=== Exercise inputs ===
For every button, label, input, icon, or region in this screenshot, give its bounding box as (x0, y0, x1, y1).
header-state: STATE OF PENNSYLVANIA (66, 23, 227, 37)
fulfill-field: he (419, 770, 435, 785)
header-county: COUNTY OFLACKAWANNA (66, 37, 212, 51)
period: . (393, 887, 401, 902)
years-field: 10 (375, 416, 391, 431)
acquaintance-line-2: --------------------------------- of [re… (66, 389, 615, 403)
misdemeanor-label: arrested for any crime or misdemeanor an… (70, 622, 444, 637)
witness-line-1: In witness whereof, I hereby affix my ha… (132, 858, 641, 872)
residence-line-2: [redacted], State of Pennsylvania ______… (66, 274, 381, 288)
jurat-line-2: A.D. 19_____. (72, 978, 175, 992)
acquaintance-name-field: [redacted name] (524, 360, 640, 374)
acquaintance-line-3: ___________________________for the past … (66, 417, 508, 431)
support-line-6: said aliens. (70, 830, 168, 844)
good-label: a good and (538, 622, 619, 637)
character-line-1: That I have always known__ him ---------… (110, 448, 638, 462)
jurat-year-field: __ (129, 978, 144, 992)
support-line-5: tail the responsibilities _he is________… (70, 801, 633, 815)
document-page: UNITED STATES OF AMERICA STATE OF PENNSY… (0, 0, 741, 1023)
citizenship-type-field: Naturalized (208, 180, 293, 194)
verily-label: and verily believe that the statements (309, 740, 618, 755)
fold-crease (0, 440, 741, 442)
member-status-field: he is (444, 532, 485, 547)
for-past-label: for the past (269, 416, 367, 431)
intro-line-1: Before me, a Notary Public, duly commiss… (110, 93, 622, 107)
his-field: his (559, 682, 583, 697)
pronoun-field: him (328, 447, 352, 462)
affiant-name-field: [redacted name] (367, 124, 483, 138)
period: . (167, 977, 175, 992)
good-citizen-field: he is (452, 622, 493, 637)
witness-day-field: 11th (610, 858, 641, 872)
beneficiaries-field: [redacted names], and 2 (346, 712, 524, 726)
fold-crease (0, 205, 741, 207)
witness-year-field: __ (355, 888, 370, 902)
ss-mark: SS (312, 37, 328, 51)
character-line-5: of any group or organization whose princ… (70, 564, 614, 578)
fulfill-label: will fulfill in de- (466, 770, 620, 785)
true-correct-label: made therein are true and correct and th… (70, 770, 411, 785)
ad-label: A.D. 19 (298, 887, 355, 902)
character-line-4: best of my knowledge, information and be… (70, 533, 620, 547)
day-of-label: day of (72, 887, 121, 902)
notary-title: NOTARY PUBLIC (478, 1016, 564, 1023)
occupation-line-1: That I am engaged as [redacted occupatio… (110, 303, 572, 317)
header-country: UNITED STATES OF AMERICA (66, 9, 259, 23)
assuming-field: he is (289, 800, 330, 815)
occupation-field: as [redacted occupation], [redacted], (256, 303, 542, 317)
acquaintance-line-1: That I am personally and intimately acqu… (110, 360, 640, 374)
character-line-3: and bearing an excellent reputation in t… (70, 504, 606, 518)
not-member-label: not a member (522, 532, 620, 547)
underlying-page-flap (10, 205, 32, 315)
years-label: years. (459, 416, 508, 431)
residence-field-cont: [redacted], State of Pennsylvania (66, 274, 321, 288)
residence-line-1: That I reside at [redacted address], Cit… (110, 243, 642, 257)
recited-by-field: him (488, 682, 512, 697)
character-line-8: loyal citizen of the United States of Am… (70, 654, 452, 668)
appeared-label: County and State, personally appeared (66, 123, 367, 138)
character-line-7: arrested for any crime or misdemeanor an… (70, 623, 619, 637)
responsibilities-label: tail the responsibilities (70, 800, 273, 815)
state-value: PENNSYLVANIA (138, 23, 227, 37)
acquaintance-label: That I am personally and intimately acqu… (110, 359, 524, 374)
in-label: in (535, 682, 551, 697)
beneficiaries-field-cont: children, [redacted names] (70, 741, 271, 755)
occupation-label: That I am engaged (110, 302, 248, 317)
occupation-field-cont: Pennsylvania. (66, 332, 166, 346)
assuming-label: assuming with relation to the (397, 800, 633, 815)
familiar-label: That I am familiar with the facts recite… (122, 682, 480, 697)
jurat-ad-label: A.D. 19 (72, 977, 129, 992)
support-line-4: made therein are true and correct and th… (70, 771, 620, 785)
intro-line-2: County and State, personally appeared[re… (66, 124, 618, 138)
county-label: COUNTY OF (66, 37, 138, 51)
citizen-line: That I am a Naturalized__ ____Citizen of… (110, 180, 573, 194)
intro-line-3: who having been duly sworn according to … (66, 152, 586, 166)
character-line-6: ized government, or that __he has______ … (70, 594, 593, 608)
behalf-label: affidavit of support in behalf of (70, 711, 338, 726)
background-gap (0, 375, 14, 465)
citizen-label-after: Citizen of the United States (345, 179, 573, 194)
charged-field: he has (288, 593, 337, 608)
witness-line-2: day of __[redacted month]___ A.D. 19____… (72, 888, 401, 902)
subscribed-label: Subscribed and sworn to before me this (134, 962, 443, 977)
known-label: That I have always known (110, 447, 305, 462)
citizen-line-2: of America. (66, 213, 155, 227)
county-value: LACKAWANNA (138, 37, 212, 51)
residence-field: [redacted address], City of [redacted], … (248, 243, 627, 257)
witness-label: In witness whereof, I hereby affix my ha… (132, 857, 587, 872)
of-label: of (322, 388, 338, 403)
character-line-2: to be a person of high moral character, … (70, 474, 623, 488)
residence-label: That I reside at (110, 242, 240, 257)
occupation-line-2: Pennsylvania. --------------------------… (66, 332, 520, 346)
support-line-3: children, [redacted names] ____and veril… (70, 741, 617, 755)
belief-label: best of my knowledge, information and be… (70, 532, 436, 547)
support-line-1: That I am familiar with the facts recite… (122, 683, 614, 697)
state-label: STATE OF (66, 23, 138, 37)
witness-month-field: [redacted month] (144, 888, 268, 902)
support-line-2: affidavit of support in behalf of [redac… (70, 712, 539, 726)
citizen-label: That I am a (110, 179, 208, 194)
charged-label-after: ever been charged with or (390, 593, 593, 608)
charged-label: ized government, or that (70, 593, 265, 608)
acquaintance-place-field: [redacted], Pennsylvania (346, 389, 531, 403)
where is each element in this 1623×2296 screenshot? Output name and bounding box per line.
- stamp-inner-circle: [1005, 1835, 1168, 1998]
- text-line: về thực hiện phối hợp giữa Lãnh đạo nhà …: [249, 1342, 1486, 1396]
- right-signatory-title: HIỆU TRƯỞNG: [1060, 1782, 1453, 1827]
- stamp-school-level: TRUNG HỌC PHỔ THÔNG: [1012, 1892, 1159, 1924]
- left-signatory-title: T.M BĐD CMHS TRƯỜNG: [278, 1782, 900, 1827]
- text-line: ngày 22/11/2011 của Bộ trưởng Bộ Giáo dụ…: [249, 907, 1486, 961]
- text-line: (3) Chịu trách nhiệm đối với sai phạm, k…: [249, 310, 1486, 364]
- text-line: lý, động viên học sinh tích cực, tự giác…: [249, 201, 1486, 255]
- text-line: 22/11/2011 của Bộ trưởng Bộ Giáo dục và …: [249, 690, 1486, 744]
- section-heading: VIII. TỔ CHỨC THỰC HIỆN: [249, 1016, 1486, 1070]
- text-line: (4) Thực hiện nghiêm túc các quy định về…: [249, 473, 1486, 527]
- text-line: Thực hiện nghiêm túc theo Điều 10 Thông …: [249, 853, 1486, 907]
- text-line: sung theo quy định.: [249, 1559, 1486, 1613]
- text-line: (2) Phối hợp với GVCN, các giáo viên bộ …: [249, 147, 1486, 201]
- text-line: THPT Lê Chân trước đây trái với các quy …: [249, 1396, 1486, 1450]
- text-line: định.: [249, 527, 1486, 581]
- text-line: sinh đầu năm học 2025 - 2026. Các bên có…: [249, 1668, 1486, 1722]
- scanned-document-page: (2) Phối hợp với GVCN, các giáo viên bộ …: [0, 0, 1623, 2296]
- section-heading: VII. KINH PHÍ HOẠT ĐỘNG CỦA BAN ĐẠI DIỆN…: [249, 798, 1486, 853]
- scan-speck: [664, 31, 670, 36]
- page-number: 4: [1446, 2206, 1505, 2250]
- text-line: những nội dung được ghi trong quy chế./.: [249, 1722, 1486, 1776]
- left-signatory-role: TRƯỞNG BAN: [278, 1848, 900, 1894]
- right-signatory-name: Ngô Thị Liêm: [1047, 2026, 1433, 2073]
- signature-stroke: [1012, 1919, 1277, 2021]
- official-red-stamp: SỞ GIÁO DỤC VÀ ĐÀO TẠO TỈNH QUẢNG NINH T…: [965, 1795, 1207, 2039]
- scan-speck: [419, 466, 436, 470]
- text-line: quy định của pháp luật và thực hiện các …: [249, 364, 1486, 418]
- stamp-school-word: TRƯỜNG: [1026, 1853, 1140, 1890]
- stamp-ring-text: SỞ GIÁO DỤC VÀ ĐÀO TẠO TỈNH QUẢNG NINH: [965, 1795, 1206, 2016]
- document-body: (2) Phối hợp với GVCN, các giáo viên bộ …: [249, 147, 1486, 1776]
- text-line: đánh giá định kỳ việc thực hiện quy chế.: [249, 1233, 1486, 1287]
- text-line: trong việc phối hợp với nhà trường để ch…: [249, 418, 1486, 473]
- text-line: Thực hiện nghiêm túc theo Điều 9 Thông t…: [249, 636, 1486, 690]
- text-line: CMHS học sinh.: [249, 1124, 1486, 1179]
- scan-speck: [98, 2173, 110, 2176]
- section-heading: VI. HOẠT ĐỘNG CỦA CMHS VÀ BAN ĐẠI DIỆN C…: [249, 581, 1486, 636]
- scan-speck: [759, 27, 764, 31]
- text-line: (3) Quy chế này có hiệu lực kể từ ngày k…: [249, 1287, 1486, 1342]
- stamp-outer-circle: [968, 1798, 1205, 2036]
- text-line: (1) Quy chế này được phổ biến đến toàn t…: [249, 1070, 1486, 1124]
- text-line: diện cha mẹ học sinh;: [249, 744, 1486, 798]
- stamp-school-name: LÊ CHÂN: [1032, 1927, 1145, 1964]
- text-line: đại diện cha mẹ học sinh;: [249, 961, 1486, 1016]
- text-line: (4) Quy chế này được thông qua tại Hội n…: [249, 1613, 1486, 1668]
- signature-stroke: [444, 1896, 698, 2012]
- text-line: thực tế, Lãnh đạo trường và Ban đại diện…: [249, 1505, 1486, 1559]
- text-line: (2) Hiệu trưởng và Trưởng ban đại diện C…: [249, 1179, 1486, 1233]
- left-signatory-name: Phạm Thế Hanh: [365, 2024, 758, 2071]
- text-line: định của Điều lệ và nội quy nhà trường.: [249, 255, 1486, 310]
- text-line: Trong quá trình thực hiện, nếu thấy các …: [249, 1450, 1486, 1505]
===
**Task description:**
Copy the lines of the records above exactly, starting at the beginning of the records and ending with the line that contains "fold-crease (0, 440, 741, 442)", including both the first and last lines.

**Complete answer:**
For every button, label, input, icon, or region in this screenshot, give its bounding box as (x0, y0, x1, y1).
header-state: STATE OF PENNSYLVANIA (66, 23, 227, 37)
fulfill-field: he (419, 770, 435, 785)
header-county: COUNTY OFLACKAWANNA (66, 37, 212, 51)
period: . (393, 887, 401, 902)
years-field: 10 (375, 416, 391, 431)
acquaintance-line-2: --------------------------------- of [re… (66, 389, 615, 403)
misdemeanor-label: arrested for any crime or misdemeanor an… (70, 622, 444, 637)
witness-line-1: In witness whereof, I hereby affix my ha… (132, 858, 641, 872)
residence-line-2: [redacted], State of Pennsylvania ______… (66, 274, 381, 288)
jurat-line-2: A.D. 19_____. (72, 978, 175, 992)
acquaintance-name-field: [redacted name] (524, 360, 640, 374)
acquaintance-line-3: ___________________________for the past … (66, 417, 508, 431)
support-line-6: said aliens. (70, 830, 168, 844)
good-label: a good and (538, 622, 619, 637)
character-line-1: That I have always known__ him ---------… (110, 448, 638, 462)
jurat-year-field: __ (129, 978, 144, 992)
support-line-5: tail the responsibilities _he is________… (70, 801, 633, 815)
document-page: UNITED STATES OF AMERICA STATE OF PENNSY… (0, 0, 741, 1023)
citizenship-type-field: Naturalized (208, 180, 293, 194)
verily-label: and verily believe that the statements (309, 740, 618, 755)
fold-crease (0, 440, 741, 442)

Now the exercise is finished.